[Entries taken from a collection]
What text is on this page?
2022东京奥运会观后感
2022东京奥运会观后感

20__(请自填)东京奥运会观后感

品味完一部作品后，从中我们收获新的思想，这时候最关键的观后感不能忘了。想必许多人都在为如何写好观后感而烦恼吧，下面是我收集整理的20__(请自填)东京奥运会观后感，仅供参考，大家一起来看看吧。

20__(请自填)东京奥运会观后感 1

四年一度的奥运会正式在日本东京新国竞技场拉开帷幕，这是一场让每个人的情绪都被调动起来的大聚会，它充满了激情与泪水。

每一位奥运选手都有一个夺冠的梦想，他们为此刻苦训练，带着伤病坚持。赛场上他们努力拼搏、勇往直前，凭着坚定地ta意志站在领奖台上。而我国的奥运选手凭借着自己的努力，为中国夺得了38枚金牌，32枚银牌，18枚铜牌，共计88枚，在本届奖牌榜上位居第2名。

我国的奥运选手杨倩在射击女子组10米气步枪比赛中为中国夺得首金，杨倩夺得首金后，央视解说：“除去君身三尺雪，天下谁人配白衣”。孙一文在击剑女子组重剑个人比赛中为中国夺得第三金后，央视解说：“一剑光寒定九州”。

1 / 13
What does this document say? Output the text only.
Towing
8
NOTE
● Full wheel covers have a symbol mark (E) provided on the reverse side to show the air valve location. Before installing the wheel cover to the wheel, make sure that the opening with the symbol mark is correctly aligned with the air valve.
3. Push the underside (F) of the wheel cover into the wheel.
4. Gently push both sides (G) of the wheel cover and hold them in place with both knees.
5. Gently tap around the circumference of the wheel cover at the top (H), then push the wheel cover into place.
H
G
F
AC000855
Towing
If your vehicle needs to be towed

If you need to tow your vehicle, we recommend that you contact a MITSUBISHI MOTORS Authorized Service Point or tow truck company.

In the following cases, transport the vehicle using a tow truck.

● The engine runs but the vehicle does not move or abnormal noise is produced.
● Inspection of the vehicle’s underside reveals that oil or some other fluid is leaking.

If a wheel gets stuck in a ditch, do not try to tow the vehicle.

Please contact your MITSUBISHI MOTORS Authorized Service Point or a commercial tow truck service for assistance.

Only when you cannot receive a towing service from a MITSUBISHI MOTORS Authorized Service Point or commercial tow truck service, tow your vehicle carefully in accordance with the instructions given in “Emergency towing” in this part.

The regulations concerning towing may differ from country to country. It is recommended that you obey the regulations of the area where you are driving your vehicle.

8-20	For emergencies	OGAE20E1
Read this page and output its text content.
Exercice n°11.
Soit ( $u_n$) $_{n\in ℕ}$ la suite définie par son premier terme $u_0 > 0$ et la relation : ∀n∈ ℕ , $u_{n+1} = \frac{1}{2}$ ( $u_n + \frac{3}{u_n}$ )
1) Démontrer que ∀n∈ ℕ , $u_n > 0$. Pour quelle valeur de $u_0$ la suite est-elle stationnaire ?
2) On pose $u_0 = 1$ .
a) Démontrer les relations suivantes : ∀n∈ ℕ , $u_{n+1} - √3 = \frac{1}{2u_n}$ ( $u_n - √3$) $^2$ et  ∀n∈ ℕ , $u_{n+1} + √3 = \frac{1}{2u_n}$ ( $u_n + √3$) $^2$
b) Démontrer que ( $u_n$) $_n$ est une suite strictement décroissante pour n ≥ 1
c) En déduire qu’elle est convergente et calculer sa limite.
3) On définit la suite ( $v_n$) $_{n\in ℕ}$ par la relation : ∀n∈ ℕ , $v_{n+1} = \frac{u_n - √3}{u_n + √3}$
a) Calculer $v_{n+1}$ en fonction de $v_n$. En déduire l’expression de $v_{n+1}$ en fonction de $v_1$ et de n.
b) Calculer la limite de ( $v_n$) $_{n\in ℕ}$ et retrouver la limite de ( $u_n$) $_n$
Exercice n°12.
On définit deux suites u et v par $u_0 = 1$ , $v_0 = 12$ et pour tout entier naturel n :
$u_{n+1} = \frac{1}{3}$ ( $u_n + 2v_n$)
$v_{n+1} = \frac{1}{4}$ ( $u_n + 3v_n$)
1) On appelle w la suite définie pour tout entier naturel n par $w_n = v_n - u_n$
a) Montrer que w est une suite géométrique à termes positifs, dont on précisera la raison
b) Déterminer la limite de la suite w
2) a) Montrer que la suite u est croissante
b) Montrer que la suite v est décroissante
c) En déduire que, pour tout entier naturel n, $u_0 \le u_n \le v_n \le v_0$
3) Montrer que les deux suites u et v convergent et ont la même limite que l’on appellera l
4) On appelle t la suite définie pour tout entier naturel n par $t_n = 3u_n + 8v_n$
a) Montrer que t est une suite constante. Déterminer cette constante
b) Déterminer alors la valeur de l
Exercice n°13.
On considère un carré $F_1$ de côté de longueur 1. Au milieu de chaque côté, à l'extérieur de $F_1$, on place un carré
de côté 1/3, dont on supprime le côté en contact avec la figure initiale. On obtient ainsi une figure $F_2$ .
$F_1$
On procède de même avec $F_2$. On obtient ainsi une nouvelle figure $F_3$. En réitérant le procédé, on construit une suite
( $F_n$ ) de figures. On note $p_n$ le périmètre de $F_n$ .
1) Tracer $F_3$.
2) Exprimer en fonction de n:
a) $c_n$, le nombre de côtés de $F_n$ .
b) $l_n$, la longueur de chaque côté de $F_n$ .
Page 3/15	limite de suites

EXERCISE DETAILS: Only a number is expected here: the count of lines in the listing that hold the string "limite".

FINISHED ANSWER: 5